**SET PROBLEM:**
Output all the entries word for word. Omit the pictures.

Data entries
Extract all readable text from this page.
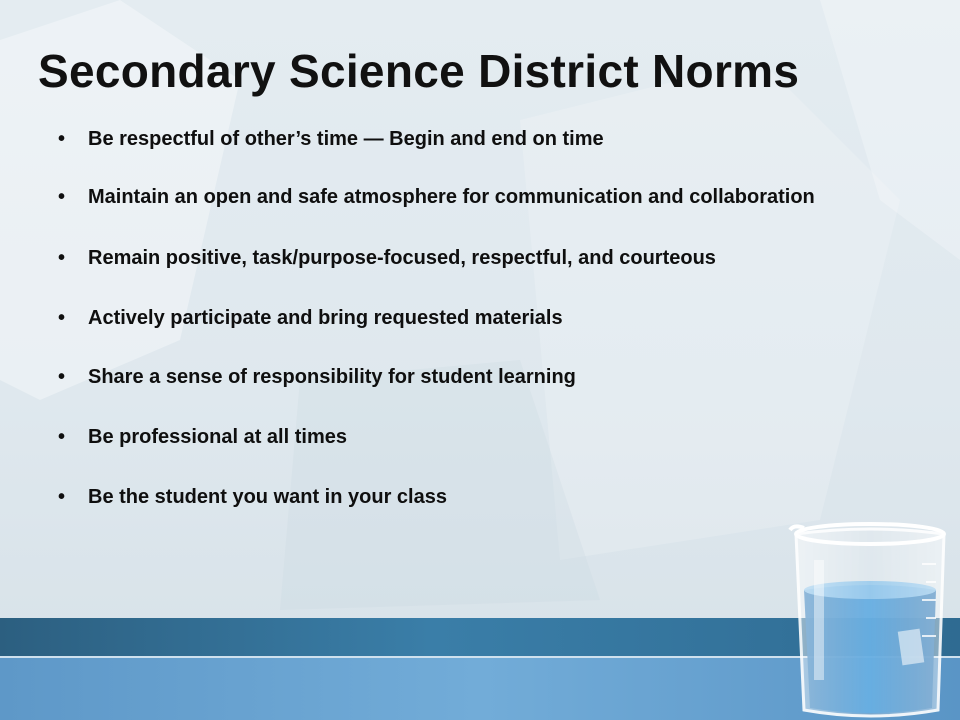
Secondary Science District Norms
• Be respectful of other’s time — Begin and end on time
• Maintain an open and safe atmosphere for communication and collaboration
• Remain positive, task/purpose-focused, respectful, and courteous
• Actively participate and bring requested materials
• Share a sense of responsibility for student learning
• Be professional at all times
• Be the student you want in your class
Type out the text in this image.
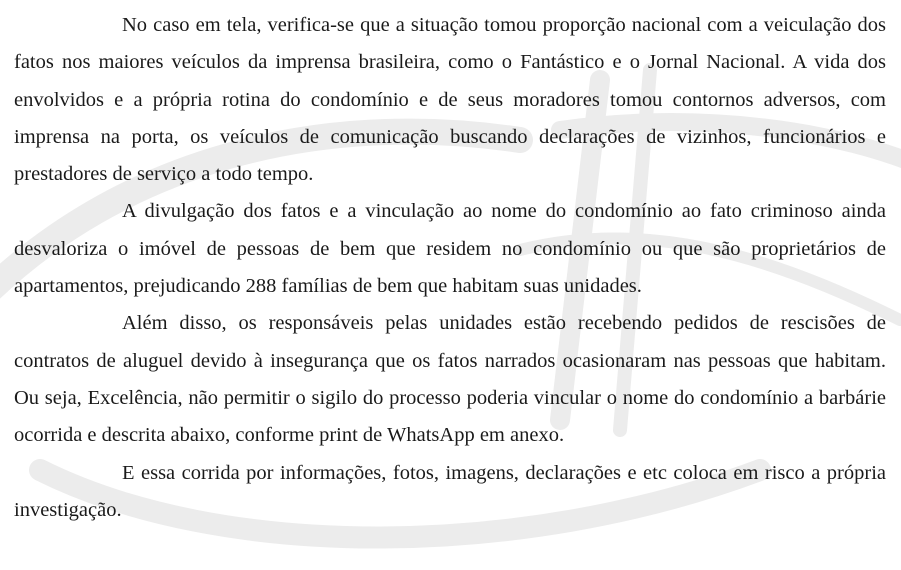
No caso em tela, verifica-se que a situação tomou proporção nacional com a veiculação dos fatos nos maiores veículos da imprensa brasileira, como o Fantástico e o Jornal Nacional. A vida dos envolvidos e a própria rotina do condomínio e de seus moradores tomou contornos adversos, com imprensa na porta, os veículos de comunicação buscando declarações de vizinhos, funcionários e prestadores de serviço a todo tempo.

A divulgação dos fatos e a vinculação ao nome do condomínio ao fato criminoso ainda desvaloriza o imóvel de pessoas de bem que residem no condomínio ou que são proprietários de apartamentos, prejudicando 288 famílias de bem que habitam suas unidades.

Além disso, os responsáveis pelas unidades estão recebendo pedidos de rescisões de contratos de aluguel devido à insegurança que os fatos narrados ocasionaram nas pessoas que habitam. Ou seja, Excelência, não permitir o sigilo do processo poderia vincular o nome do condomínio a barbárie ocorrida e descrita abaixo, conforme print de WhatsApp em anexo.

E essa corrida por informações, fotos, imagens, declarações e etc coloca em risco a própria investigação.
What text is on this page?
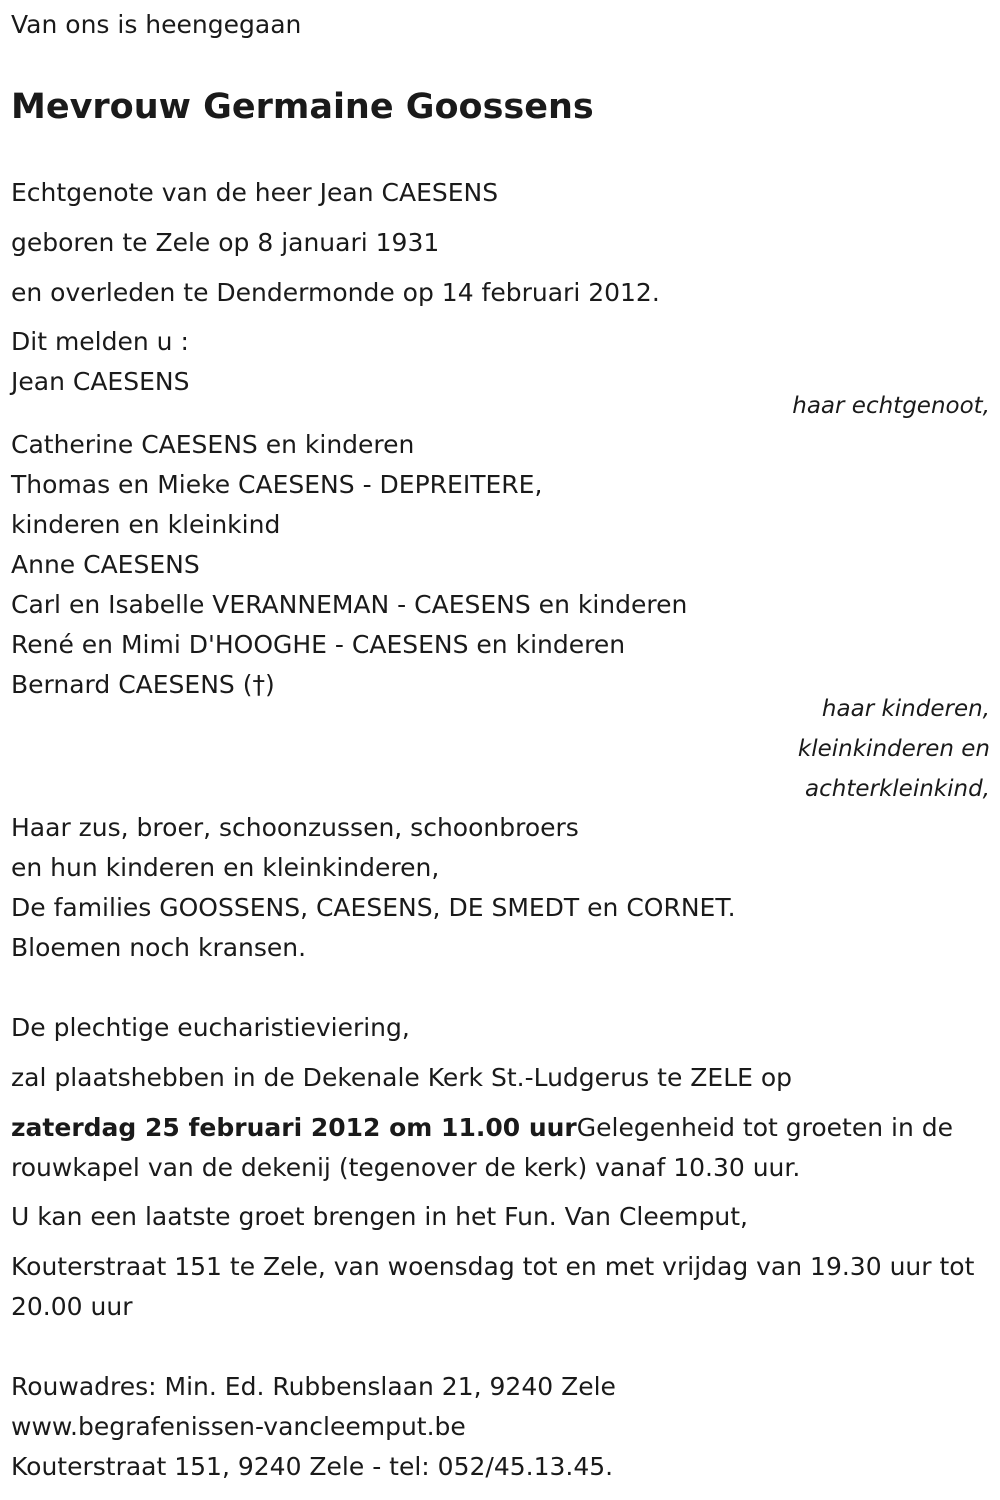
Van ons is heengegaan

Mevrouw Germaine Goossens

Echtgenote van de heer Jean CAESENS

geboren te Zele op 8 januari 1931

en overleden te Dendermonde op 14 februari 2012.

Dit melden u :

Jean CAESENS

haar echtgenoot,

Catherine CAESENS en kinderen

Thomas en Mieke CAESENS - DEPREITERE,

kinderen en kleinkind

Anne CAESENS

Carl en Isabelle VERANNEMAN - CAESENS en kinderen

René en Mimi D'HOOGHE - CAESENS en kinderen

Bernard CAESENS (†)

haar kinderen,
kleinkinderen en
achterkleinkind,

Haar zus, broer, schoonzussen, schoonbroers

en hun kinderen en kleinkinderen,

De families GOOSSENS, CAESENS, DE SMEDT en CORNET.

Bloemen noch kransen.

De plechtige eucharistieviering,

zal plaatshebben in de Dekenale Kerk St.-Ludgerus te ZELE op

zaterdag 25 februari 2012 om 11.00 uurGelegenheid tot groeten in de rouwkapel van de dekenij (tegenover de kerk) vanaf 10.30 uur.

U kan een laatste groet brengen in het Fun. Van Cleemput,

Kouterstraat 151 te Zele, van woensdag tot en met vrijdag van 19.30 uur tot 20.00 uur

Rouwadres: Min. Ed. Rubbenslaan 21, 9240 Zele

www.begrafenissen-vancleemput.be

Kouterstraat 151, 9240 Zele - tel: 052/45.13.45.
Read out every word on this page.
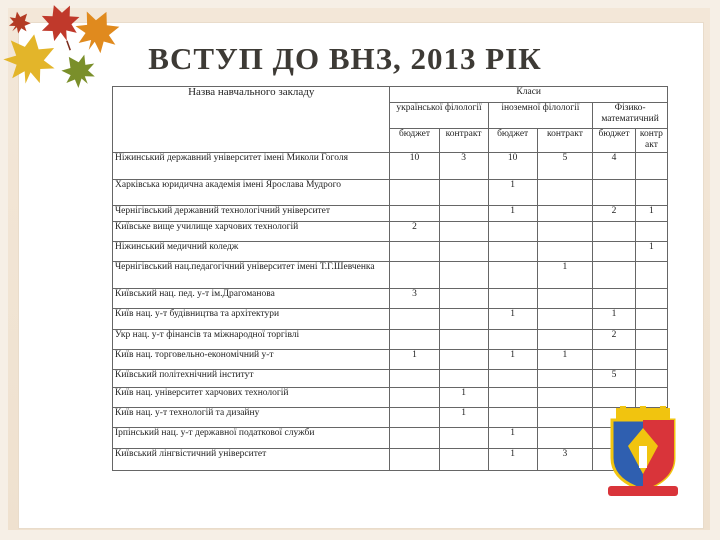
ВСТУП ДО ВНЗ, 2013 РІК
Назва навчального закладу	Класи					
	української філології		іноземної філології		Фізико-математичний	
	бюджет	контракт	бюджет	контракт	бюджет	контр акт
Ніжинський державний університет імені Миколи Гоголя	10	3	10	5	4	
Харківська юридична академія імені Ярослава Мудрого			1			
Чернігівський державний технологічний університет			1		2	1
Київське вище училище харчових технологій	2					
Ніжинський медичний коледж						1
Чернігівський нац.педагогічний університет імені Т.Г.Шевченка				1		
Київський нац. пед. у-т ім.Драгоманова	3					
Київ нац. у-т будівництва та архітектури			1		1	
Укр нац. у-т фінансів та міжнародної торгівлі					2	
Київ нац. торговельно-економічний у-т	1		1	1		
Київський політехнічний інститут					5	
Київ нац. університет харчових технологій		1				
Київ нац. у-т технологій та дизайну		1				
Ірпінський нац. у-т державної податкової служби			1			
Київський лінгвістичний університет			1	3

**EXERCISE RESULT:**
Extract all readable text from this page.
Secondary Science District Norms
• Be respectful of other’s time — Begin and end on time
• Maintain an open and safe atmosphere for communication and collaboration
• Remain positive, task/purpose-focused, respectful, and courteous
• Actively participate and bring requested materials
• Share a sense of responsibility for student learning
• Be professional at all times
• Be the student you want in your class
Type out the text in this image.
No caso em tela, verifica-se que a situação tomou proporção nacional com a veiculação dos fatos nos maiores veículos da imprensa brasileira, como o Fantástico e o Jornal Nacional. A vida dos envolvidos e a própria rotina do condomínio e de seus moradores tomou contornos adversos, com imprensa na porta, os veículos de comunicação buscando declarações de vizinhos, funcionários e prestadores de serviço a todo tempo.

A divulgação dos fatos e a vinculação ao nome do condomínio ao fato criminoso ainda desvaloriza o imóvel de pessoas de bem que residem no condomínio ou que são proprietários de apartamentos, prejudicando 288 famílias de bem que habitam suas unidades.

Além disso, os responsáveis pelas unidades estão recebendo pedidos de rescisões de contratos de aluguel devido à insegurança que os fatos narrados ocasionaram nas pessoas que habitam. Ou seja, Excelência, não permitir o sigilo do processo poderia vincular o nome do condomínio a barbárie ocorrida e descrita abaixo, conforme print de WhatsApp em anexo.

E essa corrida por informações, fotos, imagens, declarações e etc coloca em risco a própria investigação.
What text is on this page?
Van ons is heengegaan

Mevrouw Germaine Goossens

Echtgenote van de heer Jean CAESENS

geboren te Zele op 8 januari 1931

en overleden te Dendermonde op 14 februari 2012.

Dit melden u :

Jean CAESENS

haar echtgenoot,

Catherine CAESENS en kinderen

Thomas en Mieke CAESENS - DEPREITERE,

kinderen en kleinkind

Anne CAESENS

Carl en Isabelle VERANNEMAN - CAESENS en kinderen

René en Mimi D'HOOGHE - CAESENS en kinderen

Bernard CAESENS (†)

haar kinderen,
kleinkinderen en
achterkleinkind,

Haar zus, broer, schoonzussen, schoonbroers

en hun kinderen en kleinkinderen,

De families GOOSSENS, CAESENS, DE SMEDT en CORNET.

Bloemen noch kransen.

De plechtige eucharistieviering,

zal plaatshebben in de Dekenale Kerk St.-Ludgerus te ZELE op

zaterdag 25 februari 2012 om 11.00 uurGelegenheid tot groeten in de rouwkapel van de dekenij (tegenover de kerk) vanaf 10.30 uur.

U kan een laatste groet brengen in het Fun. Van Cleemput,

Kouterstraat 151 te Zele, van woensdag tot en met vrijdag van 19.30 uur tot 20.00 uur

Rouwadres: Min. Ed. Rubbenslaan 21, 9240 Zele

www.begrafenissen-vancleemput.be

Kouterstraat 151, 9240 Zele - tel: 052/45.13.45.
Read out every word on this page.
ВСТУП ДО ВНЗ, 2013 РІК
Назва навчального закладу	Класи					
	української філології		іноземної філології		Фізико-математичний	
	бюджет	контракт	бюджет	контракт	бюджет	контр акт
Ніжинський державний університет імені Миколи Гоголя	10	3	10	5	4	
Харківська юридична академія імені Ярослава Мудрого			1			
Чернігівський державний технологічний університет			1		2	1
Київське вище училище харчових технологій	2					
Ніжинський медичний коледж						1
Чернігівський нац.педагогічний університет імені Т.Г.Шевченка				1		
Київський нац. пед. у-т ім.Драгоманова	3					
Київ нац. у-т будівництва та архітектури			1		1	
Укр нац. у-т фінансів та міжнародної торгівлі					2	
Київ нац. торговельно-економічний у-т	1		1	1		
Київський політехнічний інститут					5	
Київ нац. університет харчових технологій		1				
Київ нац. у-т технологій та дизайну		1				
Ірпінський нац. у-т державної податкової служби			1			
Київський лінгвістичний університет			1	3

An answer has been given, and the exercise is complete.